━━━━━ DATA TO USE

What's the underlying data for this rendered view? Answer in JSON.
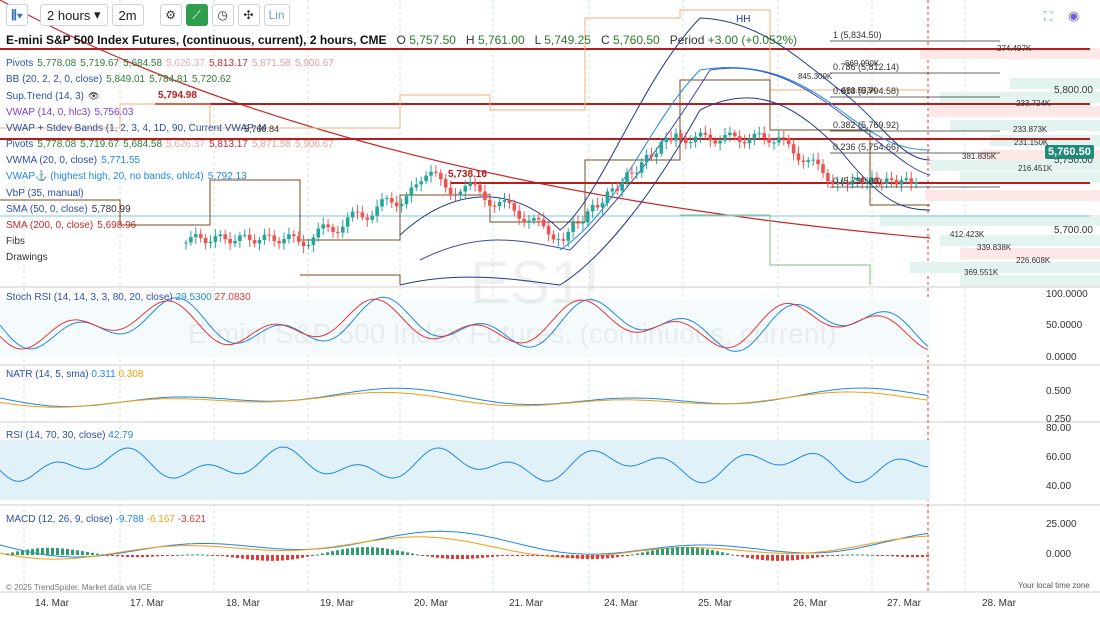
{
  "toolbar": {
    "chart_type_icon": "candles-icon",
    "interval": "2 hours",
    "interval2": "2m",
    "tools": [
      "gear-icon",
      "trend-tool-icon",
      "clock-icon",
      "crosshair-icon"
    ],
    "lin_label": "Lin"
  },
  "header": {
    "title": "E-mini S&P 500 Index Futures, (continuous, current), 2 hours, CME",
    "o_key": "O",
    "o_val": "5,757.50",
    "h_key": "H",
    "h_val": "5,761.00",
    "l_key": "L",
    "l_val": "5,749.25",
    "c_key": "C",
    "c_val": "5,760.50",
    "period_label": "Period",
    "period_val": "+3.00 (+0.052%)"
  },
  "legend": [
    {
      "label": "Pivots",
      "values": [
        "5,778.08",
        "5,719.67",
        "5,684.58",
        "5,626.37",
        "5,813.17",
        "5,871.58",
        "5,906.67"
      ]
    },
    {
      "label": "BB (20, 2, 2, 0, close)",
      "values": [
        "5,849.01",
        "5,784.81",
        "5,720.62"
      ]
    },
    {
      "label": "Sup.Trend (14, 3)",
      "values": []
    },
    {
      "label": "VWAP (14, 0, hlc3)",
      "values": [
        "5,756.03"
      ]
    },
    {
      "label": "VWAP + Stdev Bands (1, 2, 3, 4, 1D, 90, Current VWAP, M",
      "values": []
    },
    {
      "label": "Pivots",
      "values": [
        "5,778.08",
        "5,719.67",
        "5,684.58",
        "5,626.37",
        "5,813.17",
        "5,871.58",
        "5,906.67"
      ]
    },
    {
      "label": "VWMA (20, 0, close)",
      "values": [
        "5,771.55"
      ]
    },
    {
      "label": "VWAP⚓ (highest high, 20, no bands, ohlc4)",
      "values": [
        "5,792.13"
      ]
    },
    {
      "label": "VbP (35, manual)",
      "values": []
    },
    {
      "label": "SMA (50, 0, close)",
      "values": [
        "5,780.99"
      ]
    },
    {
      "label": "SMA (200, 0, close)",
      "values": [
        "5,698.96"
      ]
    },
    {
      "label": "Fibs",
      "values": []
    },
    {
      "label": "Drawings",
      "values": []
    }
  ],
  "levels": {
    "red1": "5,794.98",
    "red2": "5,738.16",
    "vwap_band_lbl": "5,769.84",
    "top_lbl": "5,834.50"
  },
  "fib_labels": [
    "1 (5,834.50)",
    "0.786 (5,812.14)",
    "0.618 (5,794.58)",
    "0.382 (5,769.92)",
    "0.236 (5,754.66)",
    "0 (5,730.00)"
  ],
  "volume_labels": [
    "274.497K",
    "669.090K",
    "845.309K",
    "681.533K",
    "233.724K",
    "233.873K",
    "231.150K",
    "381.835K",
    "216.451K",
    "412.423K",
    "339.838K",
    "226.608K",
    "369.551K"
  ],
  "price_axis": [
    "5,800.00",
    "5,750.00",
    "5,700.00"
  ],
  "current_price": "5,760.50",
  "hh_label": "HH",
  "panes": {
    "stoch": {
      "label": "Stoch RSI (14, 14, 3, 3, 80, 20, close)",
      "v1": "29.5300",
      "v2": "27.0830",
      "ticks": [
        "100.0000",
        "50.0000",
        "0.0000"
      ]
    },
    "natr": {
      "label": "NATR (14, 5, sma)",
      "v1": "0.311",
      "v2": "0.308",
      "ticks": [
        "0.500",
        "0.250"
      ]
    },
    "rsi": {
      "label": "RSI (14, 70, 30, close)",
      "v1": "42.79",
      "ticks": [
        "80.00",
        "60.00",
        "40.00"
      ]
    },
    "macd": {
      "label": "MACD (12, 26, 9, close)",
      "v1": "-9.788",
      "v2": "-6.167",
      "v3": "-3.621",
      "ticks": [
        "25.000",
        "0.000"
      ]
    }
  },
  "dates": [
    "14. Mar",
    "17. Mar",
    "18. Mar",
    "19. Mar",
    "20. Mar",
    "21. Mar",
    "24. Mar",
    "25. Mar",
    "26. Mar",
    "27. Mar",
    "28. Mar"
  ],
  "footer": {
    "copyright": "© 2025 TrendSpider. Market data via ICE",
    "local_time": "Your local time zone"
  },
  "watermark": {
    "big": "ES1!",
    "sub": "E-mini S&P 500 Index Futures, (continuous, current)"
  },
  "colors": {
    "up": "#26a69a",
    "down": "#ef5350",
    "red_level": "#b71c1c",
    "bb": "#1e3a8a",
    "rsi_fill": "#e0f2f7"
  }
}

━━━━━━━━━━

● EXERCISE BRIEF: Find all lines with "icon" in them and copy each one.

● TASK ANSWER:
    "chart_type_icon": "candles-icon",
      "gear-icon",
      "trend-tool-icon",
      "clock-icon",
      "crosshair-icon"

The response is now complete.